▸ GIVEN INSTRUCTION
Give the number of lines in the listing that hold the word "Energia". Write nothing but that number.

[Data entries]
begin
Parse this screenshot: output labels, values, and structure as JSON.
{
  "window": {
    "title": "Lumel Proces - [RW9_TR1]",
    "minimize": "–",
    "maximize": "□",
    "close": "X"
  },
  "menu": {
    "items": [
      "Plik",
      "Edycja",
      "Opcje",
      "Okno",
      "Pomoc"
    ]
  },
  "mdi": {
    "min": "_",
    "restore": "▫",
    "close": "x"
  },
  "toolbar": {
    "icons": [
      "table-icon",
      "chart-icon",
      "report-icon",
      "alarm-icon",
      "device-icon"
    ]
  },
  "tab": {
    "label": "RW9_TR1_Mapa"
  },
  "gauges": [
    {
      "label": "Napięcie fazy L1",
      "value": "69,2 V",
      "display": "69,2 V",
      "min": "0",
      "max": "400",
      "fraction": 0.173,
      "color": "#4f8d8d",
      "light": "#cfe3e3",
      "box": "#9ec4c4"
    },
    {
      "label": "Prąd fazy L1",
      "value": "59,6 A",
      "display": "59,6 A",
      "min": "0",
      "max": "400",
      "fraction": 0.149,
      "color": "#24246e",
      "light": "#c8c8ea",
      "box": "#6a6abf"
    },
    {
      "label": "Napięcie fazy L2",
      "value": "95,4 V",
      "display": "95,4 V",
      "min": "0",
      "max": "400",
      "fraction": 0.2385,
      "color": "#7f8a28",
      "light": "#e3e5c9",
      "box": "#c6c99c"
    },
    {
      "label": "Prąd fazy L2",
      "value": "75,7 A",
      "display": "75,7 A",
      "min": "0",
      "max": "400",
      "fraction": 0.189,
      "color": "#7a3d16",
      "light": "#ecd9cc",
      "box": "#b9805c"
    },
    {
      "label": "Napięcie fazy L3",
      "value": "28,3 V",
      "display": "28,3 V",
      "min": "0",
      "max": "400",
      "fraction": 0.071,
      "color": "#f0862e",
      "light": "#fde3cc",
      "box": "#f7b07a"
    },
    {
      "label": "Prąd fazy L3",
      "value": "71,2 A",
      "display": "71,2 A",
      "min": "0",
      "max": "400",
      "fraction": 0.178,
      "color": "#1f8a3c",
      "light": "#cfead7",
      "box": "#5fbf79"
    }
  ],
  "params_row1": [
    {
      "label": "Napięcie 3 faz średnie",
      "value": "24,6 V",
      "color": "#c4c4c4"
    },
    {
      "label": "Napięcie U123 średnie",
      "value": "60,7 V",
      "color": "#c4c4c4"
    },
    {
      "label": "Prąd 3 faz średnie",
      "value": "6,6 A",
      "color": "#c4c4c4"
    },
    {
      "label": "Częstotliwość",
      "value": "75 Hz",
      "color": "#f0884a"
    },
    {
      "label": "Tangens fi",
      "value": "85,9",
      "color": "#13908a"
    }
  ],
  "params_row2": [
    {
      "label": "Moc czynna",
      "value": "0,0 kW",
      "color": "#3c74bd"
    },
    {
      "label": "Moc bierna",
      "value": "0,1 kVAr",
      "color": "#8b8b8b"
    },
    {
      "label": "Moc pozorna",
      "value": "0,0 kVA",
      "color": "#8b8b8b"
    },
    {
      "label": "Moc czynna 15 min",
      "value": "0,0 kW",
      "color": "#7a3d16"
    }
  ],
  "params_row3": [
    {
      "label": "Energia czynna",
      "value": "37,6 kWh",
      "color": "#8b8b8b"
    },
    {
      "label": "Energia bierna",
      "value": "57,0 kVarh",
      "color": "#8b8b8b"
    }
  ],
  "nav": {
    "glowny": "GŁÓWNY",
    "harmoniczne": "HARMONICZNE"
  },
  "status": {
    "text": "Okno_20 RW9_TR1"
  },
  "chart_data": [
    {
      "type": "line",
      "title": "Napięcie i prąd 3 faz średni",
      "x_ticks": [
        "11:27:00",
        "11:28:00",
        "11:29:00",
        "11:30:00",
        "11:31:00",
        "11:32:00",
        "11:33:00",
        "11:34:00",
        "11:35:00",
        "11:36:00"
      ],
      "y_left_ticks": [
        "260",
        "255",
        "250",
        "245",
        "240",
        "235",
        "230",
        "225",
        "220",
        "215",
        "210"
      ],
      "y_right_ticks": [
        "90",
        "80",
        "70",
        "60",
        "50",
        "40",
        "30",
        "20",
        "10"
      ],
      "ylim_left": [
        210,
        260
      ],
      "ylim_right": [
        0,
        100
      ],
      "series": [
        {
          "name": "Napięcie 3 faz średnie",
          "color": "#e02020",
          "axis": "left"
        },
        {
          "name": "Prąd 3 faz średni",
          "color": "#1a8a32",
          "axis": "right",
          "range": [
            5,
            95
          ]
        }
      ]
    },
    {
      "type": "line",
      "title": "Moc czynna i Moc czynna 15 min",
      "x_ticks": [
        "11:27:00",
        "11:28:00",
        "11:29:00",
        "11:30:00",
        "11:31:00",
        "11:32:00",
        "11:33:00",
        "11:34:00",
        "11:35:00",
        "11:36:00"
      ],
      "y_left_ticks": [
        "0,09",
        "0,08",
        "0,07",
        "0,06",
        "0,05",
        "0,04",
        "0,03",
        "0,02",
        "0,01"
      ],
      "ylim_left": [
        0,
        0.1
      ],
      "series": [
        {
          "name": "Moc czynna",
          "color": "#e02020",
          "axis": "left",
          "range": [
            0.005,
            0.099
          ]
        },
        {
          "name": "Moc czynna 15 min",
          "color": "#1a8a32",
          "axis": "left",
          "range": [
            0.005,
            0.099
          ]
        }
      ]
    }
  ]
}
end
▸ FINAL ANSWER
2